Required work
Check each line of the data for "달걀에서" and select those that have it.

** BEGIN Supplied records **

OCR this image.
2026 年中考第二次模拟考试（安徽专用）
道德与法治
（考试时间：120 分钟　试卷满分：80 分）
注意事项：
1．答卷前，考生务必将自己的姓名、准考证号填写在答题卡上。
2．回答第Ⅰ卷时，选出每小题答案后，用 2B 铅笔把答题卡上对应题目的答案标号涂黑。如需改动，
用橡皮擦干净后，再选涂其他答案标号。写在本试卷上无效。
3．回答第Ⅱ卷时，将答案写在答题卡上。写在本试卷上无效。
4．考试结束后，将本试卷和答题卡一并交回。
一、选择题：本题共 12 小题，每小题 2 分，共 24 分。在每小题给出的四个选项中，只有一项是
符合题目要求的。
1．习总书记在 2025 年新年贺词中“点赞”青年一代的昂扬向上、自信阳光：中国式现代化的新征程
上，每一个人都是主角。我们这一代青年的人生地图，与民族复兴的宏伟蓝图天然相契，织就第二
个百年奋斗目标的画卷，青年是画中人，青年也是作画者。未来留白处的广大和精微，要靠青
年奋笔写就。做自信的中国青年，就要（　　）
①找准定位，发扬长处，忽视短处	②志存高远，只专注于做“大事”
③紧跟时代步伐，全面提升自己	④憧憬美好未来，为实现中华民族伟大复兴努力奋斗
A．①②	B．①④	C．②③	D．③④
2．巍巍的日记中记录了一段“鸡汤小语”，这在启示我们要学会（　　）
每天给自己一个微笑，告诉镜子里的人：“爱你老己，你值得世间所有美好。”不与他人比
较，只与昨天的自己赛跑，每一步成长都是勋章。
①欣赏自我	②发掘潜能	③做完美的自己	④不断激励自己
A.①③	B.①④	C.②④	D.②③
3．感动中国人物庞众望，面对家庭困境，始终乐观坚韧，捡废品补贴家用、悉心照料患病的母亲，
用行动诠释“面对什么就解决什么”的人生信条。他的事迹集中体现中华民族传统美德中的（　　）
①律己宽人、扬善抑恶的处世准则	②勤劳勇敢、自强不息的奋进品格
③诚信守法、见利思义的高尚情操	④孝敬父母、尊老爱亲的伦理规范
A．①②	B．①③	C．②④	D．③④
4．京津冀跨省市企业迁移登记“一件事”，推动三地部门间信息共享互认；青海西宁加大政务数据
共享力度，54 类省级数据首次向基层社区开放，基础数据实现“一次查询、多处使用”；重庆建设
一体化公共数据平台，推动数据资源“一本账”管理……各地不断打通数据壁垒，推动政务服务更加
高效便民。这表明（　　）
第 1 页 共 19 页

** END Supplied records **
** BEGIN Supplied records **

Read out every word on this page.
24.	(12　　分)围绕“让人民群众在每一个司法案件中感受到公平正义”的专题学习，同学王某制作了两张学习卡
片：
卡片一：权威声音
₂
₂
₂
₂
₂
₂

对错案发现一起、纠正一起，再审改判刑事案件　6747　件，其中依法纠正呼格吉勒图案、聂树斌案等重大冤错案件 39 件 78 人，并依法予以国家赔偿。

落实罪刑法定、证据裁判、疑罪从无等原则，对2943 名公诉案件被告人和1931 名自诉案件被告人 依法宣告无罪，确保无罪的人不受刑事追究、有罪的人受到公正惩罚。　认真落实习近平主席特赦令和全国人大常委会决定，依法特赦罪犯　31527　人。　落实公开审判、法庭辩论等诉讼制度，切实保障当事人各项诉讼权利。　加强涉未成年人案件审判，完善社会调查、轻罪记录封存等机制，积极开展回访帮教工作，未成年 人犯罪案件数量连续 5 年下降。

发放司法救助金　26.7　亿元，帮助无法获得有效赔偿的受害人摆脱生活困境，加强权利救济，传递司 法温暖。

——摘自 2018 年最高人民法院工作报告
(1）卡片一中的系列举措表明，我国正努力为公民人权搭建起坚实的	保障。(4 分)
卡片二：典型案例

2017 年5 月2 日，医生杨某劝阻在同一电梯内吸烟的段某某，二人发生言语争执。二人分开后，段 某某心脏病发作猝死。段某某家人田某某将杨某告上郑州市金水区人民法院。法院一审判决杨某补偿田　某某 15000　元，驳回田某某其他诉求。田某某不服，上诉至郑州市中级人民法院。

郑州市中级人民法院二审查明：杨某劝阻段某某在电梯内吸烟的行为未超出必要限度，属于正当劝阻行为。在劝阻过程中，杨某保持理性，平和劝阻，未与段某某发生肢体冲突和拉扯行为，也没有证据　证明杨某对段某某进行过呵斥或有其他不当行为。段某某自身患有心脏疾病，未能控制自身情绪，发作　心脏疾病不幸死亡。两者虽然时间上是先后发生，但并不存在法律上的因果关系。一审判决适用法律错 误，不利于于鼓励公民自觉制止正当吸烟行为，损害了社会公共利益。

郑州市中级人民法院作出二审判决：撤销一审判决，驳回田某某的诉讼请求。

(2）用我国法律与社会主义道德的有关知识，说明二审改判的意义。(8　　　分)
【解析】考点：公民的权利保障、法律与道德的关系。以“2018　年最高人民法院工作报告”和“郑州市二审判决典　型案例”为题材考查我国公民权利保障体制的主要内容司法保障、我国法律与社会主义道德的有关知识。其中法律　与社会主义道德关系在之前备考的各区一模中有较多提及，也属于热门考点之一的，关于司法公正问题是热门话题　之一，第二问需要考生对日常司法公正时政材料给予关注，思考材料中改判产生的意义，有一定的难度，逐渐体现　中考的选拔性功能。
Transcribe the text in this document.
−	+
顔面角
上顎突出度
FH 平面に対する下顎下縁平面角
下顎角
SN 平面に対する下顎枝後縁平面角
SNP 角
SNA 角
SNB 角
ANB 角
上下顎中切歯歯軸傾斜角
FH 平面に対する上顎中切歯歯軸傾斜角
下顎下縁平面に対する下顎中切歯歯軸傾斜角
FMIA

** END Supplied records **
** BEGIN Supplied records **

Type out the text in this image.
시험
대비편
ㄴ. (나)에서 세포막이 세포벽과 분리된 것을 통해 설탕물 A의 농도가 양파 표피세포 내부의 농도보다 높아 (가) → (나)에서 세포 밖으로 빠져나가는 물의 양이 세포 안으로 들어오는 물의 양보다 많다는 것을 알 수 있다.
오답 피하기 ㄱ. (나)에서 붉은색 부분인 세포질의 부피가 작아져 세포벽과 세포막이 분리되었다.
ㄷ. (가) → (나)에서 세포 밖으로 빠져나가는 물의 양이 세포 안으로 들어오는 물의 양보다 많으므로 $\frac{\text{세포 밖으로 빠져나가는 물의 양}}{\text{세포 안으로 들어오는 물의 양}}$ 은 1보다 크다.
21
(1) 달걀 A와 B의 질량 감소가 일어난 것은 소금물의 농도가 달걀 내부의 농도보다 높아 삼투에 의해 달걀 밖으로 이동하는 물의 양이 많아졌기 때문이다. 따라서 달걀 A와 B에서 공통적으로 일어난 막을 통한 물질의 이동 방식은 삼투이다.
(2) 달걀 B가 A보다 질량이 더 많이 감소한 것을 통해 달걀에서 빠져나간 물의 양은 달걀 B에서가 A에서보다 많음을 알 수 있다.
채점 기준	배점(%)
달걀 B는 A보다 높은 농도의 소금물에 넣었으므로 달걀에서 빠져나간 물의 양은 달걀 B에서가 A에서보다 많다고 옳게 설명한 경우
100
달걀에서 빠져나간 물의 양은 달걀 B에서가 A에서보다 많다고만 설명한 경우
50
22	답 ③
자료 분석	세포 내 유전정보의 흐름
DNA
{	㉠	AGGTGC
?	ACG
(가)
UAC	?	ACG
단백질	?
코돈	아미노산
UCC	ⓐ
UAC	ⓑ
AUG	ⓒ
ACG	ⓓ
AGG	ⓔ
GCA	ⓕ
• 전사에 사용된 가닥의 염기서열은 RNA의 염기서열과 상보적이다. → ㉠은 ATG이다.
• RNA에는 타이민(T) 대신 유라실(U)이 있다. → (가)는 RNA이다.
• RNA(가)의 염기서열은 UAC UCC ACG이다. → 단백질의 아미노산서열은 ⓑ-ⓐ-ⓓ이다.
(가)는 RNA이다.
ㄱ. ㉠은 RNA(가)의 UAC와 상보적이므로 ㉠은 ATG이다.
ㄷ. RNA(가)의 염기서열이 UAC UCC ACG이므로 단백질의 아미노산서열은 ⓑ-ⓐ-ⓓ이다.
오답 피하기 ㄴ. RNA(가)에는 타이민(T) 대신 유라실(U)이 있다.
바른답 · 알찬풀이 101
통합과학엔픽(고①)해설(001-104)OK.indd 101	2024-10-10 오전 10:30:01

** END Supplied records **

Response below
(2) 달걀 B가 A보다 질량이 더 많이 감소한 것을 통해 달걀에서 빠져나간 물의 양은 달걀 B에서가 A에서보다 많음을 알 수 있다.
달걀 B는 A보다 높은 농도의 소금물에 넣었으므로 달걀에서 빠져나간 물의 양은 달걀 B에서가 A에서보다 많다고 옳게 설명한 경우
달걀에서 빠져나간 물의 양은 달걀 B에서가 A에서보다 많다고만 설명한 경우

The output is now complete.